SET EXERCISE: Retype the material word for word.

GIVEN DATA:

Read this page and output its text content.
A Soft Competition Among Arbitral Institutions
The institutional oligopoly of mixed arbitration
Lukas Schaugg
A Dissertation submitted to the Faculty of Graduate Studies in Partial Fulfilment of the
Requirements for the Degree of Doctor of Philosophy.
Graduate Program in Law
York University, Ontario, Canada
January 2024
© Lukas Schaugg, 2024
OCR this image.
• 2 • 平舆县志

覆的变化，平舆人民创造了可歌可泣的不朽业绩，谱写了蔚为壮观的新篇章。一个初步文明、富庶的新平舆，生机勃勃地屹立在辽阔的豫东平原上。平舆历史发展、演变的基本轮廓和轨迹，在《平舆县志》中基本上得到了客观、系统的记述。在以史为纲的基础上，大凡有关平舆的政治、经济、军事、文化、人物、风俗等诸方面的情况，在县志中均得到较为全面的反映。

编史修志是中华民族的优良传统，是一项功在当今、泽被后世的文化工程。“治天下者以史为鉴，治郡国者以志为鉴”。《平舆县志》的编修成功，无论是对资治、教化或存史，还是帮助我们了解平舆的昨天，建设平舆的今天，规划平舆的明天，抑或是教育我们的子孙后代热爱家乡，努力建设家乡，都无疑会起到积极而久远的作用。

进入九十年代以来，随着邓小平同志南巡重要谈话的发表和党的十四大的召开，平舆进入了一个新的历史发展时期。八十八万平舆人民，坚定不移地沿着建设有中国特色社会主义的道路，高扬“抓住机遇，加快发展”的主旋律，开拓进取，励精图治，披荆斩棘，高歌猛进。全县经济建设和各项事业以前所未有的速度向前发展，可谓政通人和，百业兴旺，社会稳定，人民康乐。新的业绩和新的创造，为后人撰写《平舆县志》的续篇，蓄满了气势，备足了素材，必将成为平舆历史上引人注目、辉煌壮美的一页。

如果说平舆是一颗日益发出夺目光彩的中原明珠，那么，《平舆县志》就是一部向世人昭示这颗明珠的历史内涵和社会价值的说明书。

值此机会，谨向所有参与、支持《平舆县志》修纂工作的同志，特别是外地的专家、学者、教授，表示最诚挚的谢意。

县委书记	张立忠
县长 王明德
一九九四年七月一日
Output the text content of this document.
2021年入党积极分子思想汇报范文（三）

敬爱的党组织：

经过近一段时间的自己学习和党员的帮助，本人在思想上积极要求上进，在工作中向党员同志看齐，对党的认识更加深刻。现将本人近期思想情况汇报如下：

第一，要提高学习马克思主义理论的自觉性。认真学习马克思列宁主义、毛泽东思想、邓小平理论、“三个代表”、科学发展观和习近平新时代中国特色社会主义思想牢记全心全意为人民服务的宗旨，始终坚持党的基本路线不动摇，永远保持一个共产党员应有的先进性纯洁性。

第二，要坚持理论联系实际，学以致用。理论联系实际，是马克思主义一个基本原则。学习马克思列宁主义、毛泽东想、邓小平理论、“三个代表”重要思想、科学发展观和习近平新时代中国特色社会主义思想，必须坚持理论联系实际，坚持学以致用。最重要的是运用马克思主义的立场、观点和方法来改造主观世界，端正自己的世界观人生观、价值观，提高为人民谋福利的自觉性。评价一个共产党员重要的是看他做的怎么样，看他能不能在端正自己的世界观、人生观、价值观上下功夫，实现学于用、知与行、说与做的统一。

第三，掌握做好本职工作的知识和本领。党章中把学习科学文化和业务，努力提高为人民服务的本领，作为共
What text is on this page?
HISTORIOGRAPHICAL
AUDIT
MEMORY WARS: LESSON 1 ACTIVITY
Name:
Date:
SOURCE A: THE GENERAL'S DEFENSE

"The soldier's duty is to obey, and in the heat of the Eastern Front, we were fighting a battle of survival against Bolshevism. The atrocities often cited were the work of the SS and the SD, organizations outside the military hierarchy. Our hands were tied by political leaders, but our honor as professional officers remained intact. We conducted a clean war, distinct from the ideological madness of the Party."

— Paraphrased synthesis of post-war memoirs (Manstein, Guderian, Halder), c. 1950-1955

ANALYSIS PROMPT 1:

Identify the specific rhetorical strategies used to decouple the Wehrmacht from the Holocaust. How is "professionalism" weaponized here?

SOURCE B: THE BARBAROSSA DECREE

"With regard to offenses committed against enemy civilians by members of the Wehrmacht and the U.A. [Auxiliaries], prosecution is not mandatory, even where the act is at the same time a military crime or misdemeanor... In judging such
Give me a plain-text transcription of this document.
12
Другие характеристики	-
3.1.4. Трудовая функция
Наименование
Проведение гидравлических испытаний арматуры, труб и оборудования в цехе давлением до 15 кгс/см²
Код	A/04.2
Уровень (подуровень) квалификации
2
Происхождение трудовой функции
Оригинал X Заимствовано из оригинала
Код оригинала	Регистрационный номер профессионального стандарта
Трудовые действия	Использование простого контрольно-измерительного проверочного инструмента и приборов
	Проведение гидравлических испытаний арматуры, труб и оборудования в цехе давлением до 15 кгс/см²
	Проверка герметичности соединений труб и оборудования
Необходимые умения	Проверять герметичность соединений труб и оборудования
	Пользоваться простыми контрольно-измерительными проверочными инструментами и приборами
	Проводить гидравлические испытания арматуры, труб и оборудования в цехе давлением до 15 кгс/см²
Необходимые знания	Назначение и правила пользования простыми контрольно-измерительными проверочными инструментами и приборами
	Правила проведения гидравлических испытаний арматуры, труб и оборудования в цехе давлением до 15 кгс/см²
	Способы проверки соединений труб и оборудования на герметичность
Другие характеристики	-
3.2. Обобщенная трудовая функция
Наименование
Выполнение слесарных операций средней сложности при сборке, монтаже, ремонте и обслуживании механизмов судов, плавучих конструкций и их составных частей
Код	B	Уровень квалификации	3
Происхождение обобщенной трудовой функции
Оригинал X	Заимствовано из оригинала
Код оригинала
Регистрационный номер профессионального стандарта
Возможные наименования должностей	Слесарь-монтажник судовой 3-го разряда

TASK ANSWER:
Read this page and output its text content.
A Soft Competition Among Arbitral Institutions
The institutional oligopoly of mixed arbitration
Lukas Schaugg
A Dissertation submitted to the Faculty of Graduate Studies in Partial Fulfilment of the
Requirements for the Degree of Doctor of Philosophy.
Graduate Program in Law
York University, Ontario, Canada
January 2024
© Lukas Schaugg, 2024
OCR this image.
• 2 • 平舆县志

覆的变化，平舆人民创造了可歌可泣的不朽业绩，谱写了蔚为壮观的新篇章。一个初步文明、富庶的新平舆，生机勃勃地屹立在辽阔的豫东平原上。平舆历史发展、演变的基本轮廓和轨迹，在《平舆县志》中基本上得到了客观、系统的记述。在以史为纲的基础上，大凡有关平舆的政治、经济、军事、文化、人物、风俗等诸方面的情况，在县志中均得到较为全面的反映。

编史修志是中华民族的优良传统，是一项功在当今、泽被后世的文化工程。“治天下者以史为鉴，治郡国者以志为鉴”。《平舆县志》的编修成功，无论是对资治、教化或存史，还是帮助我们了解平舆的昨天，建设平舆的今天，规划平舆的明天，抑或是教育我们的子孙后代热爱家乡，努力建设家乡，都无疑会起到积极而久远的作用。

进入九十年代以来，随着邓小平同志南巡重要谈话的发表和党的十四大的召开，平舆进入了一个新的历史发展时期。八十八万平舆人民，坚定不移地沿着建设有中国特色社会主义的道路，高扬“抓住机遇，加快发展”的主旋律，开拓进取，励精图治，披荆斩棘，高歌猛进。全县经济建设和各项事业以前所未有的速度向前发展，可谓政通人和，百业兴旺，社会稳定，人民康乐。新的业绩和新的创造，为后人撰写《平舆县志》的续篇，蓄满了气势，备足了素材，必将成为平舆历史上引人注目、辉煌壮美的一页。

如果说平舆是一颗日益发出夺目光彩的中原明珠，那么，《平舆县志》就是一部向世人昭示这颗明珠的历史内涵和社会价值的说明书。

值此机会，谨向所有参与、支持《平舆县志》修纂工作的同志，特别是外地的专家、学者、教授，表示最诚挚的谢意。

县委书记	张立忠
县长 王明德
一九九四年七月一日
Output the text content of this document.
2021年入党积极分子思想汇报范文（三）

敬爱的党组织：

经过近一段时间的自己学习和党员的帮助，本人在思想上积极要求上进，在工作中向党员同志看齐，对党的认识更加深刻。现将本人近期思想情况汇报如下：

第一，要提高学习马克思主义理论的自觉性。认真学习马克思列宁主义、毛泽东思想、邓小平理论、“三个代表”、科学发展观和习近平新时代中国特色社会主义思想牢记全心全意为人民服务的宗旨，始终坚持党的基本路线不动摇，永远保持一个共产党员应有的先进性纯洁性。

第二，要坚持理论联系实际，学以致用。理论联系实际，是马克思主义一个基本原则。学习马克思列宁主义、毛泽东想、邓小平理论、“三个代表”重要思想、科学发展观和习近平新时代中国特色社会主义思想，必须坚持理论联系实际，坚持学以致用。最重要的是运用马克思主义的立场、观点和方法来改造主观世界，端正自己的世界观人生观、价值观，提高为人民谋福利的自觉性。评价一个共产党员重要的是看他做的怎么样，看他能不能在端正自己的世界观、人生观、价值观上下功夫，实现学于用、知与行、说与做的统一。

第三，掌握做好本职工作的知识和本领。党章中把学习科学文化和业务，努力提高为人民服务的本领，作为共
What text is on this page?
HISTORIOGRAPHICAL
AUDIT
MEMORY WARS: LESSON 1 ACTIVITY
Name:
Date:
SOURCE A: THE GENERAL'S DEFENSE

"The soldier's duty is to obey, and in the heat of the Eastern Front, we were fighting a battle of survival against Bolshevism. The atrocities often cited were the work of the SS and the SD, organizations outside the military hierarchy. Our hands were tied by political leaders, but our honor as professional officers remained intact. We conducted a clean war, distinct from the ideological madness of the Party."

— Paraphrased synthesis of post-war memoirs (Manstein, Guderian, Halder), c. 1950-1955

ANALYSIS PROMPT 1:

Identify the specific rhetorical strategies used to decouple the Wehrmacht from the Holocaust. How is "professionalism" weaponized here?

SOURCE B: THE BARBAROSSA DECREE

"With regard to offenses committed against enemy civilians by members of the Wehrmacht and the U.A. [Auxiliaries], prosecution is not mandatory, even where the act is at the same time a military crime or misdemeanor... In judging such
Give me a plain-text transcription of this document.
12
Другие характеристики	-
3.1.4. Трудовая функция
Наименование
Проведение гидравлических испытаний арматуры, труб и оборудования в цехе давлением до 15 кгс/см²
Код	A/04.2
Уровень (подуровень) квалификации
2
Происхождение трудовой функции
Оригинал X Заимствовано из оригинала
Код оригинала	Регистрационный номер профессионального стандарта
Трудовые действия	Использование простого контрольно-измерительного проверочного инструмента и приборов
	Проведение гидравлических испытаний арматуры, труб и оборудования в цехе давлением до 15 кгс/см²
	Проверка герметичности соединений труб и оборудования
Необходимые умения	Проверять герметичность соединений труб и оборудования
	Пользоваться простыми контрольно-измерительными проверочными инструментами и приборами
	Проводить гидравлические испытания арматуры, труб и оборудования в цехе давлением до 15 кгс/см²
Необходимые знания	Назначение и правила пользования простыми контрольно-измерительными проверочными инструментами и приборами
	Правила проведения гидравлических испытаний арматуры, труб и оборудования в цехе давлением до 15 кгс/см²
	Способы проверки соединений труб и оборудования на герметичность
Другие характеристики	-
3.2. Обобщенная трудовая функция
Наименование
Выполнение слесарных операций средней сложности при сборке, монтаже, ремонте и обслуживании механизмов судов, плавучих конструкций и их составных частей
Код	B	Уровень квалификации	3
Происхождение обобщенной трудовой функции
Оригинал X	Заимствовано из оригинала
Код оригинала
Регистрационный номер профессионального стандарта
Возможные наименования должностей	Слесарь-монтажник судовой 3-го разряда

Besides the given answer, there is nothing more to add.